== TASK PROMPT ==
Copy all of the records below verbatim.
*** GIVEN DATA ***
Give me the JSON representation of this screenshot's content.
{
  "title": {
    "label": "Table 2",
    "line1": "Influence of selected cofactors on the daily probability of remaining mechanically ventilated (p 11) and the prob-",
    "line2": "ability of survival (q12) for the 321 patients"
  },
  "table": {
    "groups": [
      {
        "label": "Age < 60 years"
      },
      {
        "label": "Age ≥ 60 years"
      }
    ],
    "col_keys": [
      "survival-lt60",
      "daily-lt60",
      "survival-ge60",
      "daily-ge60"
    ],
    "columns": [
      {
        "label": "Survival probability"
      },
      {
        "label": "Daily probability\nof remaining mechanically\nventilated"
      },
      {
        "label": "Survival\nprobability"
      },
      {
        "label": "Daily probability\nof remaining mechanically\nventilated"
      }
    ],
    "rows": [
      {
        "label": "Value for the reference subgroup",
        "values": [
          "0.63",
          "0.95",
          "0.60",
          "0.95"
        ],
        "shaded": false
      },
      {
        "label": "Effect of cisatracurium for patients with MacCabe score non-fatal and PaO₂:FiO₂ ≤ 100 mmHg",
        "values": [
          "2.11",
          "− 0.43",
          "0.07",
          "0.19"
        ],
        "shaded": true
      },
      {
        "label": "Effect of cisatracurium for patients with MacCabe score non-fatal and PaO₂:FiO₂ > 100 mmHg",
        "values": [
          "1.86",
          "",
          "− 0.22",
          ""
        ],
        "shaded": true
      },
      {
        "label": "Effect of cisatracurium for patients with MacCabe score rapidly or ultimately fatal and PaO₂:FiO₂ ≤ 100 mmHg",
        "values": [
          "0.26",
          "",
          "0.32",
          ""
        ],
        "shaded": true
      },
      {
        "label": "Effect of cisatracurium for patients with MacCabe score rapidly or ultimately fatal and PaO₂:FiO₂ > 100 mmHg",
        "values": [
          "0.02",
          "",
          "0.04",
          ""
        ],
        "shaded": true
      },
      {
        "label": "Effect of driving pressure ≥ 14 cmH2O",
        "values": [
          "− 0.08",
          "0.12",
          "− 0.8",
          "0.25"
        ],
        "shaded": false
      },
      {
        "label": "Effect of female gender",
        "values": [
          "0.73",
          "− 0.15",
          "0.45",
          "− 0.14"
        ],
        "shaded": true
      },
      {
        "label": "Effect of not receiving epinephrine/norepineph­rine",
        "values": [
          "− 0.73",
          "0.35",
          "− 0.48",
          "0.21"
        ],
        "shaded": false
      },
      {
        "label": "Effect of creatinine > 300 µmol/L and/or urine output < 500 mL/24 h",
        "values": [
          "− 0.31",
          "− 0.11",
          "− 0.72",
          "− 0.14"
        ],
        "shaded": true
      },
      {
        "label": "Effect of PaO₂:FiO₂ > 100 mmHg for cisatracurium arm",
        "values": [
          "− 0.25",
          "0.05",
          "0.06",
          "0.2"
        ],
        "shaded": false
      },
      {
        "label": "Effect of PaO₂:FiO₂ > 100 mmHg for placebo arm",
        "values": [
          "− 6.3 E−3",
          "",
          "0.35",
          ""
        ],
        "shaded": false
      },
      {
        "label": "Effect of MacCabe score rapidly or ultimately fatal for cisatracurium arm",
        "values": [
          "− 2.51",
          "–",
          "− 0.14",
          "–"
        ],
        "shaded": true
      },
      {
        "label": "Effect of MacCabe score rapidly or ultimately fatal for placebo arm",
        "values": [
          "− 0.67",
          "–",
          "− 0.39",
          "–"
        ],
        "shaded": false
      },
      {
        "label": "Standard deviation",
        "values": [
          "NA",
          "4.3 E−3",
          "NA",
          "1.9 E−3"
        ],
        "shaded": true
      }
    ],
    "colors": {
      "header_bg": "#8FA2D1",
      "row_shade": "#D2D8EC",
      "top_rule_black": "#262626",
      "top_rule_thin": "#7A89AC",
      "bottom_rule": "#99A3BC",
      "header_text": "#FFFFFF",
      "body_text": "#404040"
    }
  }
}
*** End of GIVEN DATA ***
== EXERCISE RESULT ==
Give me the JSON representation of this screenshot's content.
{
  "title": {
    "label": "Table 2",
    "line1": "Influence of selected cofactors on the daily probability of remaining mechanically ventilated (p 11) and the prob-",
    "line2": "ability of survival (q12) for the 321 patients"
  },
  "table": {
    "groups": [
      {
        "label": "Age < 60 years"
      },
      {
        "label": "Age ≥ 60 years"
      }
    ],
    "col_keys": [
      "survival-lt60",
      "daily-lt60",
      "survival-ge60",
      "daily-ge60"
    ],
    "columns": [
      {
        "label": "Survival probability"
      },
      {
        "label": "Daily probability\nof remaining mechanically\nventilated"
      },
      {
        "label": "Survival\nprobability"
      },
      {
        "label": "Daily probability\nof remaining mechanically\nventilated"
      }
    ],
    "rows": [
      {
        "label": "Value for the reference subgroup",
        "values": [
          "0.63",
          "0.95",
          "0.60",
          "0.95"
        ],
        "shaded": false
      },
      {
        "label": "Effect of cisatracurium for patients with MacCabe score non-fatal and PaO₂:FiO₂ ≤ 100 mmHg",
        "values": [
          "2.11",
          "− 0.43",
          "0.07",
          "0.19"
        ],
        "shaded": true
      },
      {
        "label": "Effect of cisatracurium for patients with MacCabe score non-fatal and PaO₂:FiO₂ > 100 mmHg",
        "values": [
          "1.86",
          "",
          "− 0.22",
          ""
        ],
        "shaded": true
      },
      {
        "label": "Effect of cisatracurium for patients with MacCabe score rapidly or ultimately fatal and PaO₂:FiO₂ ≤ 100 mmHg",
        "values": [
          "0.26",
          "",
          "0.32",
          ""
        ],
        "shaded": true
      },
      {
        "label": "Effect of cisatracurium for patients with MacCabe score rapidly or ultimately fatal and PaO₂:FiO₂ > 100 mmHg",
        "values": [
          "0.02",
          "",
          "0.04",
          ""
        ],
        "shaded": true
      },
      {
        "label": "Effect of driving pressure ≥ 14 cmH2O",
        "values": [
          "− 0.08",
          "0.12",
          "− 0.8",
          "0.25"
        ],
        "shaded": false
      },
      {
        "label": "Effect of female gender",
        "values": [
          "0.73",
          "− 0.15",
          "0.45",
          "− 0.14"
        ],
        "shaded": true
      },
      {
        "label": "Effect of not receiving epinephrine/norepineph­rine",
        "values": [
          "− 0.73",
          "0.35",
          "− 0.48",
          "0.21"
        ],
        "shaded": false
      },
      {
        "label": "Effect of creatinine > 300 µmol/L and/or urine output < 500 mL/24 h",
        "values": [
          "− 0.31",
          "− 0.11",
          "− 0.72",
          "− 0.14"
        ],
        "shaded": true
      },
      {
        "label": "Effect of PaO₂:FiO₂ > 100 mmHg for cisatracurium arm",
        "values": [
          "− 0.25",
          "0.05",
          "0.06",
          "0.2"
        ],
        "shaded": false
      },
      {
        "label": "Effect of PaO₂:FiO₂ > 100 mmHg for placebo arm",
        "values": [
          "− 6.3 E−3",
          "",
          "0.35",
          ""
        ],
        "shaded": false
      },
      {
        "label": "Effect of MacCabe score rapidly or ultimately fatal for cisatracurium arm",
        "values": [
          "− 2.51",
          "–",
          "− 0.14",
          "–"
        ],
        "shaded": true
      },
      {
        "label": "Effect of MacCabe score rapidly or ultimately fatal for placebo arm",
        "values": [
          "− 0.67",
          "–",
          "− 0.39",
          "–"
        ],
        "shaded": false
      },
      {
        "label": "Standard deviation",
        "values": [
          "NA",
          "4.3 E−3",
          "NA",
          "1.9 E−3"
        ],
        "shaded": true
      }
    ],
    "colors": {
      "header_bg": "#8FA2D1",
      "row_shade": "#D2D8EC",
      "top_rule_black": "#262626",
      "top_rule_thin": "#7A89AC",
      "bottom_rule": "#99A3BC",
      "header_text": "#FFFFFF",
      "body_text": "#404040"
    }
  }
}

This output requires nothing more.